What the task requires:
Write out the data again exactly, skipping every picture.

---------- Data listing

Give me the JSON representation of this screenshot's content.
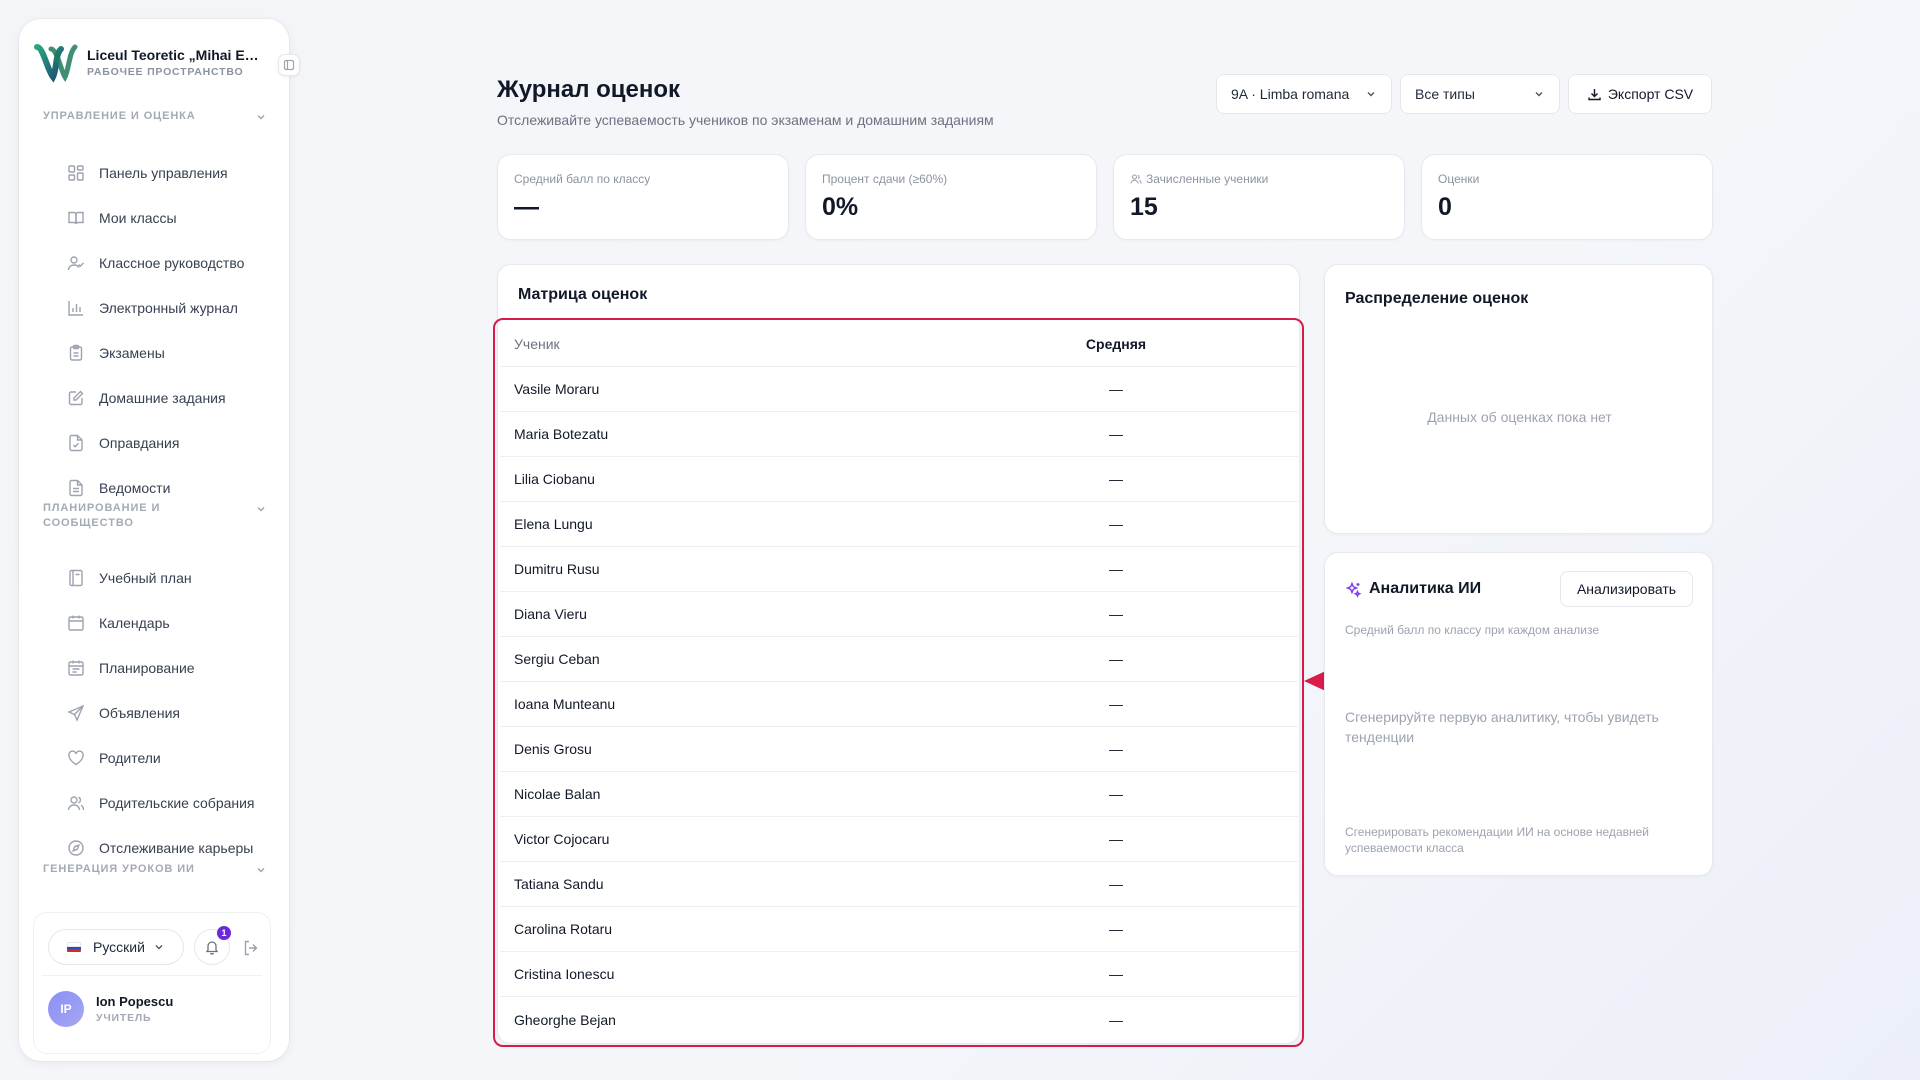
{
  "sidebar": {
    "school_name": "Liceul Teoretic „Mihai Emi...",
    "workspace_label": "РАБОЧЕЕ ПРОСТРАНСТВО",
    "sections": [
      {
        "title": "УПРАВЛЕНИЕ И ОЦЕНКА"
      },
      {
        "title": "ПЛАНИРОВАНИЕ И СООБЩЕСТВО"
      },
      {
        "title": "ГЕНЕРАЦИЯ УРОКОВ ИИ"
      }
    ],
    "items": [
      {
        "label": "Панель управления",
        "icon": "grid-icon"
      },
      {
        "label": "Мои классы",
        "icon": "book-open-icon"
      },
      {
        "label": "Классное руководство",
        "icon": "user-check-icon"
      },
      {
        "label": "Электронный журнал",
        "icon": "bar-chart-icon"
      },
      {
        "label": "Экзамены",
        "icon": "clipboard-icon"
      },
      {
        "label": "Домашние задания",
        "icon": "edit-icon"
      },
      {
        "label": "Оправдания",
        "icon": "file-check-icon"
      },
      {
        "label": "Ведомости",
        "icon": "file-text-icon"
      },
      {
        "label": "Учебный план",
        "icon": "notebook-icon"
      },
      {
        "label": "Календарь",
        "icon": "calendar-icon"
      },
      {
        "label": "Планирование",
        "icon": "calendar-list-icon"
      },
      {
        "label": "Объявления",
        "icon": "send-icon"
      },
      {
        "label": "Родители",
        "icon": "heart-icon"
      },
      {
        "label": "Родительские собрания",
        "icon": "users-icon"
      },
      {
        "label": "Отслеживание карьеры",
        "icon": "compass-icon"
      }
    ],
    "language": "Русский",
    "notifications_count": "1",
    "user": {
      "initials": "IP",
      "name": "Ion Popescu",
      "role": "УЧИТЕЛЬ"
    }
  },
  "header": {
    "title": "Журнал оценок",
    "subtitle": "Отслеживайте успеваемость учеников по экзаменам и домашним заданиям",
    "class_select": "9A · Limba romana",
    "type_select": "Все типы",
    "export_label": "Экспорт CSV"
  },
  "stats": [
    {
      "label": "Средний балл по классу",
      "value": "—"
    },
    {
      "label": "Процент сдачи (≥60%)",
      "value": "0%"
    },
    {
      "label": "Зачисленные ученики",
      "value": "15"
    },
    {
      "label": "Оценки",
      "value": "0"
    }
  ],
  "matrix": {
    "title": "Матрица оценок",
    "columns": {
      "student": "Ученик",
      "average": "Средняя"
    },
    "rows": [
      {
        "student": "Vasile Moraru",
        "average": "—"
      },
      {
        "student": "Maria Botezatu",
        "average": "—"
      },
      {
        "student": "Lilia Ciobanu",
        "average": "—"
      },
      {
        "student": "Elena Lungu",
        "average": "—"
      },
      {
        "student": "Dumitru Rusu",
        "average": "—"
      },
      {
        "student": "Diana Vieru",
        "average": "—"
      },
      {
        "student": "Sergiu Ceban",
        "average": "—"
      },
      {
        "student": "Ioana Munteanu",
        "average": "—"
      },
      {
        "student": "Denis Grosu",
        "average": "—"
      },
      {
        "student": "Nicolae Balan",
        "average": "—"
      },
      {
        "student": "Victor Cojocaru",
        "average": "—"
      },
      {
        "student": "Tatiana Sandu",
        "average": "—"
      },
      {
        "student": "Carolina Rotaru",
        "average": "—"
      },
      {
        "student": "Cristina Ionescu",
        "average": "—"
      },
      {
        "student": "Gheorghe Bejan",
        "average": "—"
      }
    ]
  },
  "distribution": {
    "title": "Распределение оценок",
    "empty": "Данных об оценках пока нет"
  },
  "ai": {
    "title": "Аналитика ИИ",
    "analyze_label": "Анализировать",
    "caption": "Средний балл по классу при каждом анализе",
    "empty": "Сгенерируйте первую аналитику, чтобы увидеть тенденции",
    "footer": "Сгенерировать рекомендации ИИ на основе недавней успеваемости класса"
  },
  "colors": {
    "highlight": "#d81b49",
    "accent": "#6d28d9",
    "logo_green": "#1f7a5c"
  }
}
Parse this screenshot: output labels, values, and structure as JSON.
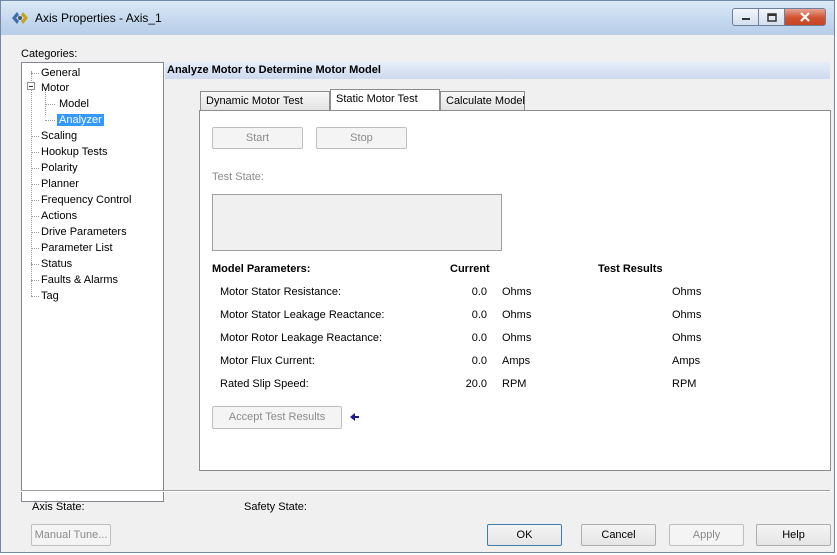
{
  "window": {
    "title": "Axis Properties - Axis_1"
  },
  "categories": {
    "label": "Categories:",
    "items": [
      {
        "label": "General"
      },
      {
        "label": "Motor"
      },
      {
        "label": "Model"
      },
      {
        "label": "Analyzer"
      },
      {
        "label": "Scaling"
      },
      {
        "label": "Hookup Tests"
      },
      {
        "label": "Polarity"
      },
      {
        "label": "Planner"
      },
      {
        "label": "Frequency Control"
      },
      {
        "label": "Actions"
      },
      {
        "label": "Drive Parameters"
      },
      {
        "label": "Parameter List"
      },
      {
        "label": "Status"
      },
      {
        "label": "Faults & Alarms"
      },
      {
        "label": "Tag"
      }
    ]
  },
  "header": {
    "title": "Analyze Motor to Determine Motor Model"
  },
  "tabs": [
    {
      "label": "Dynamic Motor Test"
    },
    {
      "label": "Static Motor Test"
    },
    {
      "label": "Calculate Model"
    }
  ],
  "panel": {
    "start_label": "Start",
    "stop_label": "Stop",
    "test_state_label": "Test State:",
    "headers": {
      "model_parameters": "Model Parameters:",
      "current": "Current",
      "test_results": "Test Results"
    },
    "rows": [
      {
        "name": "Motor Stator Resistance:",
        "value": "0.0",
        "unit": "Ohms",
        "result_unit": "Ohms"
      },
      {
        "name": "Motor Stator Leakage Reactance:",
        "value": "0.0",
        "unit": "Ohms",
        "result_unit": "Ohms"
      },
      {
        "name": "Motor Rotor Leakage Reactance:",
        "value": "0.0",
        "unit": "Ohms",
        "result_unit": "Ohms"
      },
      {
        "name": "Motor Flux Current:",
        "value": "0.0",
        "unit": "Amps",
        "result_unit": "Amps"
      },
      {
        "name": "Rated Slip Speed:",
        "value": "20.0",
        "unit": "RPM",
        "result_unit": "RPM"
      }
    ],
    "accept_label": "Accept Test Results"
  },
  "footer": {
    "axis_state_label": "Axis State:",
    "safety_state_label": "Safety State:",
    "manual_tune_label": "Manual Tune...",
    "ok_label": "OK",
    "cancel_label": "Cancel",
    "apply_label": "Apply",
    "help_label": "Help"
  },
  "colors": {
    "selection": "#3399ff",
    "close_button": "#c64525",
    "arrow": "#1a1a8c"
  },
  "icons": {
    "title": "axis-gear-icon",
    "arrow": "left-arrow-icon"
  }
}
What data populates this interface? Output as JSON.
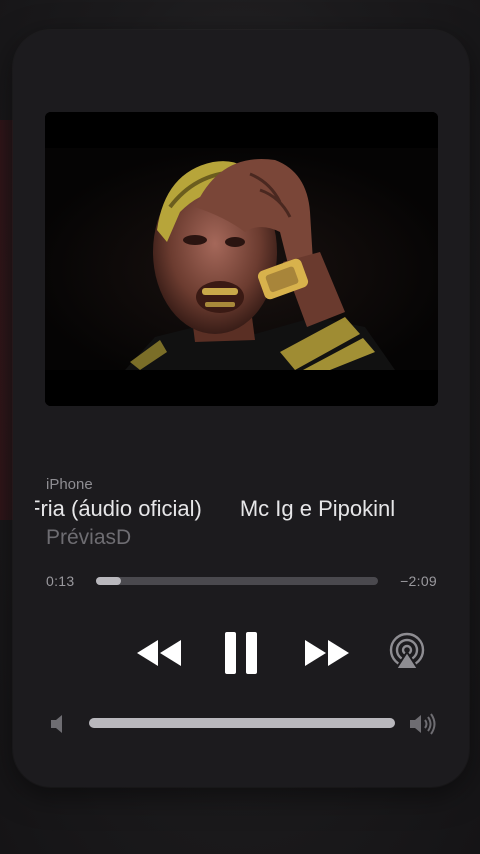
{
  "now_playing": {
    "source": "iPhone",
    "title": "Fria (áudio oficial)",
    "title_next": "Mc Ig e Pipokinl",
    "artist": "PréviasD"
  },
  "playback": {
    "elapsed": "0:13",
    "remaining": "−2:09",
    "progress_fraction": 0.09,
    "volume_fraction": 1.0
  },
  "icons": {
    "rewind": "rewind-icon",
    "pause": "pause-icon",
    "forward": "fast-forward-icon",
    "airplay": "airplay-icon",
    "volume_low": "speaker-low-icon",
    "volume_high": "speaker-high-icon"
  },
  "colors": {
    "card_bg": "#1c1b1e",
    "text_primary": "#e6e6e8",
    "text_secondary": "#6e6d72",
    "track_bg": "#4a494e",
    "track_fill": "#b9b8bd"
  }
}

--------------------

Written answer:
Give me the JSON representation of this screenshot's content.
{
  "sidebar": {
    "school_name": "Liceul Teoretic „Mihai Emi...",
    "workspace_label": "РАБОЧЕЕ ПРОСТРАНСТВО",
    "sections": [
      {
        "title": "УПРАВЛЕНИЕ И ОЦЕНКА"
      },
      {
        "title": "ПЛАНИРОВАНИЕ И СООБЩЕСТВО"
      },
      {
        "title": "ГЕНЕРАЦИЯ УРОКОВ ИИ"
      }
    ],
    "items": [
      {
        "label": "Панель управления",
        "icon": "grid-icon"
      },
      {
        "label": "Мои классы",
        "icon": "book-open-icon"
      },
      {
        "label": "Классное руководство",
        "icon": "user-check-icon"
      },
      {
        "label": "Электронный журнал",
        "icon": "bar-chart-icon"
      },
      {
        "label": "Экзамены",
        "icon": "clipboard-icon"
      },
      {
        "label": "Домашние задания",
        "icon": "edit-icon"
      },
      {
        "label": "Оправдания",
        "icon": "file-check-icon"
      },
      {
        "label": "Ведомости",
        "icon": "file-text-icon"
      },
      {
        "label": "Учебный план",
        "icon": "notebook-icon"
      },
      {
        "label": "Календарь",
        "icon": "calendar-icon"
      },
      {
        "label": "Планирование",
        "icon": "calendar-list-icon"
      },
      {
        "label": "Объявления",
        "icon": "send-icon"
      },
      {
        "label": "Родители",
        "icon": "heart-icon"
      },
      {
        "label": "Родительские собрания",
        "icon": "users-icon"
      },
      {
        "label": "Отслеживание карьеры",
        "icon": "compass-icon"
      }
    ],
    "language": "Русский",
    "notifications_count": "1",
    "user": {
      "initials": "IP",
      "name": "Ion Popescu",
      "role": "УЧИТЕЛЬ"
    }
  },
  "header": {
    "title": "Журнал оценок",
    "subtitle": "Отслеживайте успеваемость учеников по экзаменам и домашним заданиям",
    "class_select": "9A · Limba romana",
    "type_select": "Все типы",
    "export_label": "Экспорт CSV"
  },
  "stats": [
    {
      "label": "Средний балл по классу",
      "value": "—"
    },
    {
      "label": "Процент сдачи (≥60%)",
      "value": "0%"
    },
    {
      "label": "Зачисленные ученики",
      "value": "15"
    },
    {
      "label": "Оценки",
      "value": "0"
    }
  ],
  "matrix": {
    "title": "Матрица оценок",
    "columns": {
      "student": "Ученик",
      "average": "Средняя"
    },
    "rows": [
      {
        "student": "Vasile Moraru",
        "average": "—"
      },
      {
        "student": "Maria Botezatu",
        "average": "—"
      },
      {
        "student": "Lilia Ciobanu",
        "average": "—"
      },
      {
        "student": "Elena Lungu",
        "average": "—"
      },
      {
        "student": "Dumitru Rusu",
        "average": "—"
      },
      {
        "student": "Diana Vieru",
        "average": "—"
      },
      {
        "student": "Sergiu Ceban",
        "average": "—"
      },
      {
        "student": "Ioana Munteanu",
        "average": "—"
      },
      {
        "student": "Denis Grosu",
        "average": "—"
      },
      {
        "student": "Nicolae Balan",
        "average": "—"
      },
      {
        "student": "Victor Cojocaru",
        "average": "—"
      },
      {
        "student": "Tatiana Sandu",
        "average": "—"
      },
      {
        "student": "Carolina Rotaru",
        "average": "—"
      },
      {
        "student": "Cristina Ionescu",
        "average": "—"
      },
      {
        "student": "Gheorghe Bejan",
        "average": "—"
      }
    ]
  },
  "distribution": {
    "title": "Распределение оценок",
    "empty": "Данных об оценках пока нет"
  },
  "ai": {
    "title": "Аналитика ИИ",
    "analyze_label": "Анализировать",
    "caption": "Средний балл по классу при каждом анализе",
    "empty": "Сгенерируйте первую аналитику, чтобы увидеть тенденции",
    "footer": "Сгенерировать рекомендации ИИ на основе недавней успеваемости класса"
  },
  "colors": {
    "highlight": "#d81b49",
    "accent": "#6d28d9",
    "logo_green": "#1f7a5c"
  }
}
Parse this screenshot: output labels, values, and structure as JSON.
{
  "window": {
    "title": "Axis Properties - Axis_1"
  },
  "categories": {
    "label": "Categories:",
    "items": [
      {
        "label": "General"
      },
      {
        "label": "Motor"
      },
      {
        "label": "Model"
      },
      {
        "label": "Analyzer"
      },
      {
        "label": "Scaling"
      },
      {
        "label": "Hookup Tests"
      },
      {
        "label": "Polarity"
      },
      {
        "label": "Planner"
      },
      {
        "label": "Frequency Control"
      },
      {
        "label": "Actions"
      },
      {
        "label": "Drive Parameters"
      },
      {
        "label": "Parameter List"
      },
      {
        "label": "Status"
      },
      {
        "label": "Faults & Alarms"
      },
      {
        "label": "Tag"
      }
    ]
  },
  "header": {
    "title": "Analyze Motor to Determine Motor Model"
  },
  "tabs": [
    {
      "label": "Dynamic Motor Test"
    },
    {
      "label": "Static Motor Test"
    },
    {
      "label": "Calculate Model"
    }
  ],
  "panel": {
    "start_label": "Start",
    "stop_label": "Stop",
    "test_state_label": "Test State:",
    "headers": {
      "model_parameters": "Model Parameters:",
      "current": "Current",
      "test_results": "Test Results"
    },
    "rows": [
      {
        "name": "Motor Stator Resistance:",
        "value": "0.0",
        "unit": "Ohms",
        "result_unit": "Ohms"
      },
      {
        "name": "Motor Stator Leakage Reactance:",
        "value": "0.0",
        "unit": "Ohms",
        "result_unit": "Ohms"
      },
      {
        "name": "Motor Rotor Leakage Reactance:",
        "value": "0.0",
        "unit": "Ohms",
        "result_unit": "Ohms"
      },
      {
        "name": "Motor Flux Current:",
        "value": "0.0",
        "unit": "Amps",
        "result_unit": "Amps"
      },
      {
        "name": "Rated Slip Speed:",
        "value": "20.0",
        "unit": "RPM",
        "result_unit": "RPM"
      }
    ],
    "accept_label": "Accept Test Results"
  },
  "footer": {
    "axis_state_label": "Axis State:",
    "safety_state_label": "Safety State:",
    "manual_tune_label": "Manual Tune...",
    "ok_label": "OK",
    "cancel_label": "Cancel",
    "apply_label": "Apply",
    "help_label": "Help"
  },
  "colors": {
    "selection": "#3399ff",
    "close_button": "#c64525",
    "arrow": "#1a1a8c"
  },
  "icons": {
    "title": "axis-gear-icon",
    "arrow": "left-arrow-icon"
  }
}
What data populates this interface? Output as JSON.
{
  "now_playing": {
    "source": "iPhone",
    "title": "Fria (áudio oficial)",
    "title_next": "Mc Ig e Pipokinl",
    "artist": "PréviasD"
  },
  "playback": {
    "elapsed": "0:13",
    "remaining": "−2:09",
    "progress_fraction": 0.09,
    "volume_fraction": 1.0
  },
  "icons": {
    "rewind": "rewind-icon",
    "pause": "pause-icon",
    "forward": "fast-forward-icon",
    "airplay": "airplay-icon",
    "volume_low": "speaker-low-icon",
    "volume_high": "speaker-high-icon"
  },
  "colors": {
    "card_bg": "#1c1b1e",
    "text_primary": "#e6e6e8",
    "text_secondary": "#6e6d72",
    "track_bg": "#4a494e",
    "track_fill": "#b9b8bd"
  }
}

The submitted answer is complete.